From the material below, list every line containing "text".

◆ Records for this exercise ◆
_ _ _ _ _ _ _

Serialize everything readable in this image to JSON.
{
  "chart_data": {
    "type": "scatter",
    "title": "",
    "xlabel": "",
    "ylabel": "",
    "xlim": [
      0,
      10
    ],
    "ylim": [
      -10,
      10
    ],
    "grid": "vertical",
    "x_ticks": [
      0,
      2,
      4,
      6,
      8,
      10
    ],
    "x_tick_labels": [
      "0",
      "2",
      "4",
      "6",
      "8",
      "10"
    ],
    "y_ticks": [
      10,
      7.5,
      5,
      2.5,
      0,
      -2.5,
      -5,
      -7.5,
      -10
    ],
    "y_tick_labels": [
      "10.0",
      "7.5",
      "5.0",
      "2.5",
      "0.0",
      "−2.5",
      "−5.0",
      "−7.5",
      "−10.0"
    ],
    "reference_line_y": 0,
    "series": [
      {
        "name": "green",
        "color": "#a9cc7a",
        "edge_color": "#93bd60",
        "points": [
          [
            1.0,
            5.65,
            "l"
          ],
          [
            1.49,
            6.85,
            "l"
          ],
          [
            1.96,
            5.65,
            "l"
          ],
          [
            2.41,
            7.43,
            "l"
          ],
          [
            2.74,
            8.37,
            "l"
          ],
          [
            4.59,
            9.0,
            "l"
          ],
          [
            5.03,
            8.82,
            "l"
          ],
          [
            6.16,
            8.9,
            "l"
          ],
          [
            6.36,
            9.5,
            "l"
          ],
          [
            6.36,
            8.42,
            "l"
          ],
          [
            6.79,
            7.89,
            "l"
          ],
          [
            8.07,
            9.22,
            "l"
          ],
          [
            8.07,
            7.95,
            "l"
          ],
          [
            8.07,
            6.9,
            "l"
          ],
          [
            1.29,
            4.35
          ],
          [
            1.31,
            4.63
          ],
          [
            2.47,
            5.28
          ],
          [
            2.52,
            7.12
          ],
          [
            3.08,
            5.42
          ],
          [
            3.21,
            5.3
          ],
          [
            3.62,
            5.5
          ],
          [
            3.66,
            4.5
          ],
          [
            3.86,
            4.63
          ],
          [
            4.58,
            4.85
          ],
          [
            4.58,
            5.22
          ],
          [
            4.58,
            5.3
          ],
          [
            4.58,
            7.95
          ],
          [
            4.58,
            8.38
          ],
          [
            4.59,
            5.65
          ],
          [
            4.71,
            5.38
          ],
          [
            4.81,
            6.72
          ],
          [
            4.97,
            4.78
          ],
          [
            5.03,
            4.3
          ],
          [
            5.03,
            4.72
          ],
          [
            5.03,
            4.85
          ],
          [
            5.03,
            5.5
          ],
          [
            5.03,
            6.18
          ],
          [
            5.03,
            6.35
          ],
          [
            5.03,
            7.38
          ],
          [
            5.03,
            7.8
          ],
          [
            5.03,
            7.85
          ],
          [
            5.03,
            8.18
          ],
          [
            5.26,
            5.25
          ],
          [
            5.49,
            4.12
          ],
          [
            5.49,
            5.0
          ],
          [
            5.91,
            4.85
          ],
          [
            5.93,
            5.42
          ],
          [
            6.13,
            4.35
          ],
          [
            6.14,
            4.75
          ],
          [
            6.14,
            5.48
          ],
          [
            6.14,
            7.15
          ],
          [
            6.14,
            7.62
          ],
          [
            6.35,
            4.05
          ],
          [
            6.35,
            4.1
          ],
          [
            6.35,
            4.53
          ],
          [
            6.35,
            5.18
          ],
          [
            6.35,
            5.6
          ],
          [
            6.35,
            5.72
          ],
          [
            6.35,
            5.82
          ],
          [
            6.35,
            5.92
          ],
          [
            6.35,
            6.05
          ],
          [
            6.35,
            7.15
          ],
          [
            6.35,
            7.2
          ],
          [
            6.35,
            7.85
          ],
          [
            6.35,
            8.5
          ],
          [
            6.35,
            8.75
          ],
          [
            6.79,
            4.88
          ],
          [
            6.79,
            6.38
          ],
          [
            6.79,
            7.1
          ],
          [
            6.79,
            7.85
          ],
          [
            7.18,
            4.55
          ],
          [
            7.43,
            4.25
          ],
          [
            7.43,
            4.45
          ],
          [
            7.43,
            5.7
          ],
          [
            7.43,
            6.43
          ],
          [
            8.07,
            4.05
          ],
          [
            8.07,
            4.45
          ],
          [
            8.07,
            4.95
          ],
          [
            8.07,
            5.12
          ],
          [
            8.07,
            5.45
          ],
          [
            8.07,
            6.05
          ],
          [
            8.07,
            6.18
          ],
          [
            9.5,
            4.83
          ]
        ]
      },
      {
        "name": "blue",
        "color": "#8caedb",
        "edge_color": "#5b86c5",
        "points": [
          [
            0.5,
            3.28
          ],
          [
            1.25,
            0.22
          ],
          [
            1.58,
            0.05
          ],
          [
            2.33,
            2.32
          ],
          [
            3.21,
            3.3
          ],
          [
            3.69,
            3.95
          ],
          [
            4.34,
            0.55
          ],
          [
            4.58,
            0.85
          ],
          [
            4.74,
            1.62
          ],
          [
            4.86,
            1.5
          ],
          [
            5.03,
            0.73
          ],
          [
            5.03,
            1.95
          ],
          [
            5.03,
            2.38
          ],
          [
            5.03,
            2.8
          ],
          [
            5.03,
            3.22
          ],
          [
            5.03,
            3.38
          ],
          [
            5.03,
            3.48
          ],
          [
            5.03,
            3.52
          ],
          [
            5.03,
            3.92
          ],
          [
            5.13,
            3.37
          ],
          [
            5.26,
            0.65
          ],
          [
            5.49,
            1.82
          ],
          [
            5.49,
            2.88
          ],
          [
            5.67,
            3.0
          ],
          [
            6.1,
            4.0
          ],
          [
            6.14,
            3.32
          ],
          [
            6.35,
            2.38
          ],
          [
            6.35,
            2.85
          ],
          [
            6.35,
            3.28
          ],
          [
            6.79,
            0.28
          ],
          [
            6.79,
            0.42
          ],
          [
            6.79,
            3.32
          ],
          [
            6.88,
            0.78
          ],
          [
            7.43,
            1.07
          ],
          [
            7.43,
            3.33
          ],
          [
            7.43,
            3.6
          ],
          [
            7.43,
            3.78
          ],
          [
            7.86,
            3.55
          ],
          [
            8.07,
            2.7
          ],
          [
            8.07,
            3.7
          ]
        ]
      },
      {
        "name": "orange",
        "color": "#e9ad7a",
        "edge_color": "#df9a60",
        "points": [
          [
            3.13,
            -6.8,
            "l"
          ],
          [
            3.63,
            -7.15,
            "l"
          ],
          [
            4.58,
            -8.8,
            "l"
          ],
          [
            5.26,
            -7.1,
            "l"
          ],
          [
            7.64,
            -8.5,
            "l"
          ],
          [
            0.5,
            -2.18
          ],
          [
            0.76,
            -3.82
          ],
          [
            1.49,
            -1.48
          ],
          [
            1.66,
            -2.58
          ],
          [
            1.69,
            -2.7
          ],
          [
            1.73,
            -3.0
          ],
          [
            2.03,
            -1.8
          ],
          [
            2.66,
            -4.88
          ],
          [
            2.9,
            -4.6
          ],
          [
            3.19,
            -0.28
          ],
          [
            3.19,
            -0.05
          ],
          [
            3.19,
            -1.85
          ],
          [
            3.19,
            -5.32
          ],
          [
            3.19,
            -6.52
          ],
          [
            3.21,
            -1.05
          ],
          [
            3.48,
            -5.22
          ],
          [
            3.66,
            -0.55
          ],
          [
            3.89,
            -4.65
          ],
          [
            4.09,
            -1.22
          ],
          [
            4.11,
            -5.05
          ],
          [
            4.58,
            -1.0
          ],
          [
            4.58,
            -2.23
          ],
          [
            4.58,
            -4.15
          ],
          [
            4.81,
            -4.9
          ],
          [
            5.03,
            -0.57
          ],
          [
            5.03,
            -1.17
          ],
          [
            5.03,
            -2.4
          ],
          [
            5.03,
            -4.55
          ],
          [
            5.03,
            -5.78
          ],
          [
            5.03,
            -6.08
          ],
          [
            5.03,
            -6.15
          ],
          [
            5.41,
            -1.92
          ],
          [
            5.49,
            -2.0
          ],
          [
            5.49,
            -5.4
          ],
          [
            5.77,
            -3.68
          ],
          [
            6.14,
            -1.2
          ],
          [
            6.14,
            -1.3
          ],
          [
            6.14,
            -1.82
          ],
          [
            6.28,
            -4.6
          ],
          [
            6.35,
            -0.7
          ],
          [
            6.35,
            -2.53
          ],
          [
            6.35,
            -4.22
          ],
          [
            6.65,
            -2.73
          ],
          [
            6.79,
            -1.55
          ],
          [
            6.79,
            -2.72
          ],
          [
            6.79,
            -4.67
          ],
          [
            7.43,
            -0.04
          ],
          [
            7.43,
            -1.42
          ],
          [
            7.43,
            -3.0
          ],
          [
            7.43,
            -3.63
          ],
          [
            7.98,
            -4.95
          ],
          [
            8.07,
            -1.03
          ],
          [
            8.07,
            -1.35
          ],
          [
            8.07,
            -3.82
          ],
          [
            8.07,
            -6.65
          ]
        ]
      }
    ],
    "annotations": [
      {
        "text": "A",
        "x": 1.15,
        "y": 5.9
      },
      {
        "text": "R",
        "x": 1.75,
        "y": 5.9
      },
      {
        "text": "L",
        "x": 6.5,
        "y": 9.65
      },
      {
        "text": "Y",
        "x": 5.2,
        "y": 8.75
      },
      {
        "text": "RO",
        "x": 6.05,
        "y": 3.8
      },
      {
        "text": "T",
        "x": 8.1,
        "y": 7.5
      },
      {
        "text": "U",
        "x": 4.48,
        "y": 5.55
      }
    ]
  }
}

_ _ _ _ _ _ _

◆ Finished task ◆
        "text": "A",
        "text": "R",
        "text": "L",
        "text": "Y",
        "text": "RO",
        "text": "T",
        "text": "U",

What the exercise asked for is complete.